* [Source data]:

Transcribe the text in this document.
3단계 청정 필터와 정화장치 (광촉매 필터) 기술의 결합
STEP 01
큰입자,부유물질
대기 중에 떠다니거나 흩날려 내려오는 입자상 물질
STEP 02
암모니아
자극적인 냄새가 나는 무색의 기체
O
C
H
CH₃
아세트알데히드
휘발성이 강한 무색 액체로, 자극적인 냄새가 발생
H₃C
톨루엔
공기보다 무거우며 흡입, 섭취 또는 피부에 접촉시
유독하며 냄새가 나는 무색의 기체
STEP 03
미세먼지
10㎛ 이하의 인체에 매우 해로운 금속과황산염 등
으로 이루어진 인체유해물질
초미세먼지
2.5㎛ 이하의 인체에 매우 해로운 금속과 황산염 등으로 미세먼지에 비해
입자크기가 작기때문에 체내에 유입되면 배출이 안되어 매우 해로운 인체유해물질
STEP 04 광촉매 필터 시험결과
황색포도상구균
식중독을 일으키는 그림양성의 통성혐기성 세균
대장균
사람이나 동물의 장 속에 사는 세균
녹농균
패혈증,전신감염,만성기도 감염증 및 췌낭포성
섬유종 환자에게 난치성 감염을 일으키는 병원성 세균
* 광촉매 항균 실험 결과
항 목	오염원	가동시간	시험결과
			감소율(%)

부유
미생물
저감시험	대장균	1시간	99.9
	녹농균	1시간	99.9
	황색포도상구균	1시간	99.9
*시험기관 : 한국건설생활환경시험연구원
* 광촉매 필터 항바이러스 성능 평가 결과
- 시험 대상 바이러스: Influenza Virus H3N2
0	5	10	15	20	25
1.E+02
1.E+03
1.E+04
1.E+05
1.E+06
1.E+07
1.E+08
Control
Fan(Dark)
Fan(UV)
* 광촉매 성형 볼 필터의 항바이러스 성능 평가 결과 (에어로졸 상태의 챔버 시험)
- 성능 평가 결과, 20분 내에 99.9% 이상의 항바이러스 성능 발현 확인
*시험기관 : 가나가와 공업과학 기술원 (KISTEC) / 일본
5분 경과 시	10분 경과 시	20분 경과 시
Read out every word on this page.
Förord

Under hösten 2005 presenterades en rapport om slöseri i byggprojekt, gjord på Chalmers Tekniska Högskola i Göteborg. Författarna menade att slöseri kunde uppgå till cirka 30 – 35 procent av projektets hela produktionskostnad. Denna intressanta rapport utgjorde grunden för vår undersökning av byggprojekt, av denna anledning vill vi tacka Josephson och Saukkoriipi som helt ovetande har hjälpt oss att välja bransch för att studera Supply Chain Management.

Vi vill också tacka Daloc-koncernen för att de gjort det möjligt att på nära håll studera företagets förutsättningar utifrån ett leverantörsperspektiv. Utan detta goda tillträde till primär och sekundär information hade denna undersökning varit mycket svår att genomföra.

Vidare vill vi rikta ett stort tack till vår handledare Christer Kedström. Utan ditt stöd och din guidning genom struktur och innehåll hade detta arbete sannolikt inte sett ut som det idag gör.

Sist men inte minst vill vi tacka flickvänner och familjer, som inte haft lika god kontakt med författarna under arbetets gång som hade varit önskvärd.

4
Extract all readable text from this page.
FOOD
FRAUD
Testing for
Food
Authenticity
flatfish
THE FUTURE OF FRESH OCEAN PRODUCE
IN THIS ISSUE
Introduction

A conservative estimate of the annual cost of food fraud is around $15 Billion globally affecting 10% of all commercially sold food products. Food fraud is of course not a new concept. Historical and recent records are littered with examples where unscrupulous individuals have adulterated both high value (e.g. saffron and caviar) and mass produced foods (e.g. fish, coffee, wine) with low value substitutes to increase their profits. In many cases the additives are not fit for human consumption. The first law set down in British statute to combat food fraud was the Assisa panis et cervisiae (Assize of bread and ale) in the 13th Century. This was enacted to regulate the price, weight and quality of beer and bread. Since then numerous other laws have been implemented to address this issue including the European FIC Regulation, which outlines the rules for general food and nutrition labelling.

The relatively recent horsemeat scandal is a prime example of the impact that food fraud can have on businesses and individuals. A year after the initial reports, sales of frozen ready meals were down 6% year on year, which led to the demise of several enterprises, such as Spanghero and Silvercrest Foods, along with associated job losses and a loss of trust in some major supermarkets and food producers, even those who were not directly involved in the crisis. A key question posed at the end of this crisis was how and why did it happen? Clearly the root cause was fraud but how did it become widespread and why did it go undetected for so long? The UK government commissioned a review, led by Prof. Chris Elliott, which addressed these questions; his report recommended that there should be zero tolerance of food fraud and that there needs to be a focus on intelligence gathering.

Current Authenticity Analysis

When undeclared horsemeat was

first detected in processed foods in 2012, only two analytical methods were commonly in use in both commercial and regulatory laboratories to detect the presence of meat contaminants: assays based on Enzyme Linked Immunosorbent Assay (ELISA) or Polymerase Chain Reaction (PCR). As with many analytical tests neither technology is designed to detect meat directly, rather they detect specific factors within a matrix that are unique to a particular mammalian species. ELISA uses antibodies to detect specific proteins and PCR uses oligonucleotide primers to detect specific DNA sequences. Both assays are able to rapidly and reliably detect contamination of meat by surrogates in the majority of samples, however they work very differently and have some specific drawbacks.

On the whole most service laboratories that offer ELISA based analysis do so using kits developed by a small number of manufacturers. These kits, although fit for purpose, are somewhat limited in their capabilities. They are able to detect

* [TASK OBJECTIVE]:
From the entries, copy every line in which the word "page" occurs.

* [SOLUTION TO THIS TASK]:
Read out every word on this page.
Extract all readable text from this page.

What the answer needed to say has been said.